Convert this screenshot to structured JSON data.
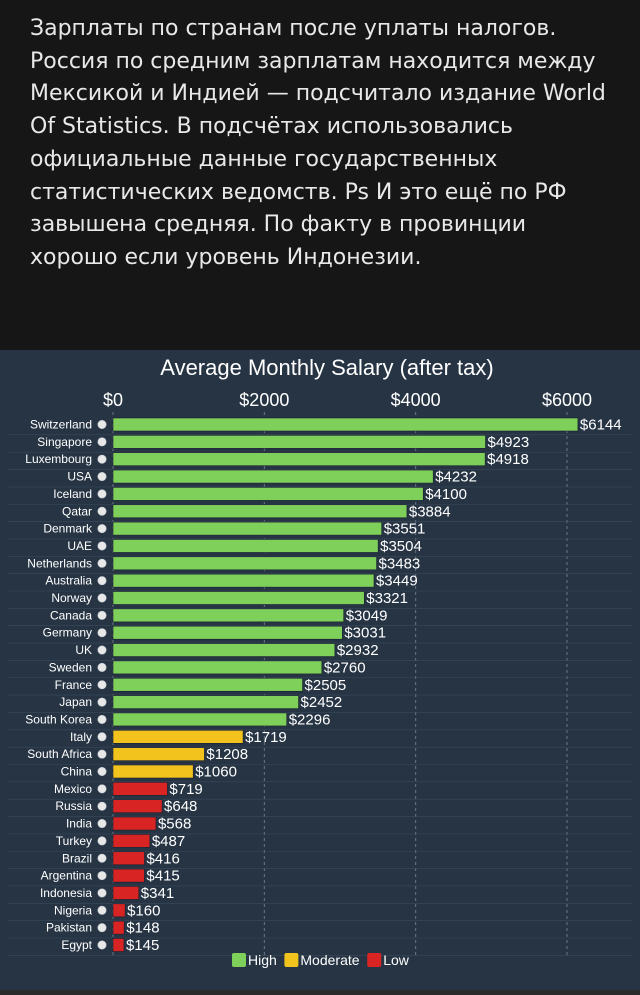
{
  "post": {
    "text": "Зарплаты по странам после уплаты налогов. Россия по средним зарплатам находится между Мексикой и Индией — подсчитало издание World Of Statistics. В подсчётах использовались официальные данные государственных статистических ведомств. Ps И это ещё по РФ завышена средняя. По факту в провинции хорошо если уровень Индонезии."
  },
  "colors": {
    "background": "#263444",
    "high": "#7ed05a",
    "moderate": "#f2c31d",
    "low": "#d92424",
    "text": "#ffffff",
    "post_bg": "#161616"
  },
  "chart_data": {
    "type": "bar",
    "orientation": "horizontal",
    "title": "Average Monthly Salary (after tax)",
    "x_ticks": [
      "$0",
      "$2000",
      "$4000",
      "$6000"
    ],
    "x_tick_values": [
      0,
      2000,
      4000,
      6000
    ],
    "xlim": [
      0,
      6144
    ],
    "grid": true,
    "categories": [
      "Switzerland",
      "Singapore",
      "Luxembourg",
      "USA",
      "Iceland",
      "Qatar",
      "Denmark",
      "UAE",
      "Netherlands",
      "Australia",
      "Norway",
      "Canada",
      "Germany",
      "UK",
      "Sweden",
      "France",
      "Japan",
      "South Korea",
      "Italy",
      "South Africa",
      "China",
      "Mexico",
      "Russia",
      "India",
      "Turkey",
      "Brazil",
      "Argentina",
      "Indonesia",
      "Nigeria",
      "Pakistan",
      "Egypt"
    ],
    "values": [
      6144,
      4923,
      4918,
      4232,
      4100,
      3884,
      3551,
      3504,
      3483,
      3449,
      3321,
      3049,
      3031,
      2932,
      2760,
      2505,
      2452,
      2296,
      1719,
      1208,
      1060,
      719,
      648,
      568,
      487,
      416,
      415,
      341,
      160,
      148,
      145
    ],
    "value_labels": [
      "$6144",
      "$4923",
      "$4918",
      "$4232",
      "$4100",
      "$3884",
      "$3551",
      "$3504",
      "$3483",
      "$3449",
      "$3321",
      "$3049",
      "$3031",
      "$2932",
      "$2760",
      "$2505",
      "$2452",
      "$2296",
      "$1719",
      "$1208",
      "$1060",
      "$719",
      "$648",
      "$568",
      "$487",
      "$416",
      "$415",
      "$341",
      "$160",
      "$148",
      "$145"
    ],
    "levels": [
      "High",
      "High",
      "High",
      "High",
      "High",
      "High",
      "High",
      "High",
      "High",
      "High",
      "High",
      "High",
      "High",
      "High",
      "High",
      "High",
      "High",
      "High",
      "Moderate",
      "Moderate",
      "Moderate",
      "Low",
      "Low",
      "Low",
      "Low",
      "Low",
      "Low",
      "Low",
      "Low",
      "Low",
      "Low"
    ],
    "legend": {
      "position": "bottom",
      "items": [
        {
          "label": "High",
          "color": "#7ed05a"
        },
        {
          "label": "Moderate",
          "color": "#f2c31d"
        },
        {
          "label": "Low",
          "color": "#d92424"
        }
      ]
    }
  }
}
---
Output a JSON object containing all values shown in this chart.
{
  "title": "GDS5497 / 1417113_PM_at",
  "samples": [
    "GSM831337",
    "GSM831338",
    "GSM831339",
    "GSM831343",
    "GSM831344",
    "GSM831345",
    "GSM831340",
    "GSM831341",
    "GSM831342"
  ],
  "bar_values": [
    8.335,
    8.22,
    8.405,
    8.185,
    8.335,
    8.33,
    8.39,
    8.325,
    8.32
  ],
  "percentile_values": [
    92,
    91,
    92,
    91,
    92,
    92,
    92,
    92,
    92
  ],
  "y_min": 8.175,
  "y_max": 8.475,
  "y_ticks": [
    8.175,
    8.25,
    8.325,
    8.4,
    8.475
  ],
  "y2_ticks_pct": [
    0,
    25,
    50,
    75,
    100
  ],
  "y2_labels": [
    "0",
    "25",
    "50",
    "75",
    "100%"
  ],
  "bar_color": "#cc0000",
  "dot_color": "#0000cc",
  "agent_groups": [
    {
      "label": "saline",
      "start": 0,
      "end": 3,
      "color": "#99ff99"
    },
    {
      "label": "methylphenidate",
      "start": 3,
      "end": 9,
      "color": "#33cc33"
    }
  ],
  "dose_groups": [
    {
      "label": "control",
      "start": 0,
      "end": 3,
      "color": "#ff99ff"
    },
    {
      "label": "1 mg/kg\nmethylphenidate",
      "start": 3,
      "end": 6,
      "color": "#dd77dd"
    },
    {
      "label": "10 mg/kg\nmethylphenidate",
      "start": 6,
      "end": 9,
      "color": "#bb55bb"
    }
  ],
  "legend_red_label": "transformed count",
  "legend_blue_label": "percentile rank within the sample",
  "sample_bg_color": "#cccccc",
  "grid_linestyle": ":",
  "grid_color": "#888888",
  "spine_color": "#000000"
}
* * *
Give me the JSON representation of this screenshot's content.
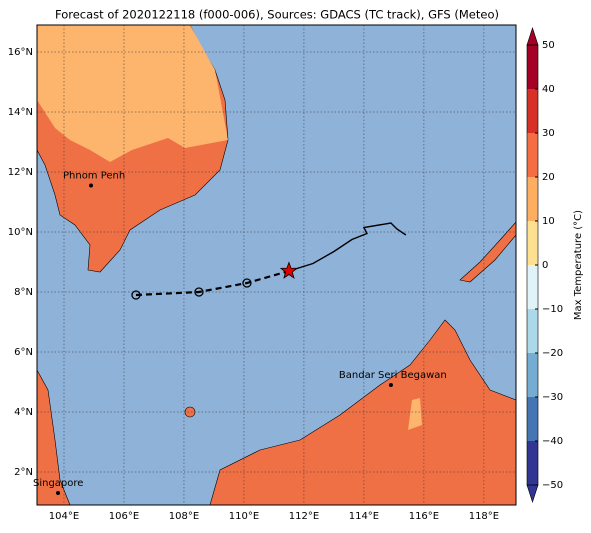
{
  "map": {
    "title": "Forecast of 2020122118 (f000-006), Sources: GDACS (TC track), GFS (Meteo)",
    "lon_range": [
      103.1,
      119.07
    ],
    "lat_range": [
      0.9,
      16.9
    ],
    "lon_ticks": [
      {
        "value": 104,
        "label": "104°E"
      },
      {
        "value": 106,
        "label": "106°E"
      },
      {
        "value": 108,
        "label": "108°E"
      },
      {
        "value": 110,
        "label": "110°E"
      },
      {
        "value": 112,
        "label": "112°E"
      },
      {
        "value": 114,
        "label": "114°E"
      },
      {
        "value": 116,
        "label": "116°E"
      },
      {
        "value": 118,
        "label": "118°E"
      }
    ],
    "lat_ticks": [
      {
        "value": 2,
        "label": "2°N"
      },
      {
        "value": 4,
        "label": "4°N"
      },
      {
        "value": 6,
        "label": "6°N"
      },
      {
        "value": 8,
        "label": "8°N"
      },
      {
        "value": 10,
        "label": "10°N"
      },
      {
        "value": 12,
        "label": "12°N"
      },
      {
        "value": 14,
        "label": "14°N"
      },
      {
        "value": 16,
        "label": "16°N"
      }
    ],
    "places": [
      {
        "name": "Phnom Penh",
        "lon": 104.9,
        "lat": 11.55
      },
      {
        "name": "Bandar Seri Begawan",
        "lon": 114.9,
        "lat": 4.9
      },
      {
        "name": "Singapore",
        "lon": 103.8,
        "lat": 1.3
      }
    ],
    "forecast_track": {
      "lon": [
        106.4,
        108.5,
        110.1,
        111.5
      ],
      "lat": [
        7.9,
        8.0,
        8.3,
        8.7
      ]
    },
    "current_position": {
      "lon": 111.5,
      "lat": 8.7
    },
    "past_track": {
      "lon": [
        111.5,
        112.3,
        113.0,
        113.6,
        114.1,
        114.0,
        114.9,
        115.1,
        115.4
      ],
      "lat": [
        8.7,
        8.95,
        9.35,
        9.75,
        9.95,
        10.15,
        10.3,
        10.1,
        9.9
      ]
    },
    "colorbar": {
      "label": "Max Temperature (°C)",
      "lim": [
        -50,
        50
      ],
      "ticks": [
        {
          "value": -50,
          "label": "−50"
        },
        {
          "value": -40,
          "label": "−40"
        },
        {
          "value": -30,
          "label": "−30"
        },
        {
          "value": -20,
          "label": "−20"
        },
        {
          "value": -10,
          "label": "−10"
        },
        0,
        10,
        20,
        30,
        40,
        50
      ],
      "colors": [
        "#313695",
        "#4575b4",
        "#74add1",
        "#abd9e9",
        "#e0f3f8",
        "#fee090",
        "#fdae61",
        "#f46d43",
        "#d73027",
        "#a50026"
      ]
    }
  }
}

[INSTRUCTION] Search the entries for the word "text", then list each line that holds it.

[RESPONSE TO THIS TASK]
    "text": "Зарплаты по странам после уплаты налогов. Россия по средним зарплатам находится между Мексикой и Индией — подсчитало издание World Of Statistics. В подсчётах использовались официальные данные государственных статистических ведомств. Ps И это ещё по РФ завышена средняя. По факту в провинции хорошо если уровень Индонезии."
    "text": "#ffffff",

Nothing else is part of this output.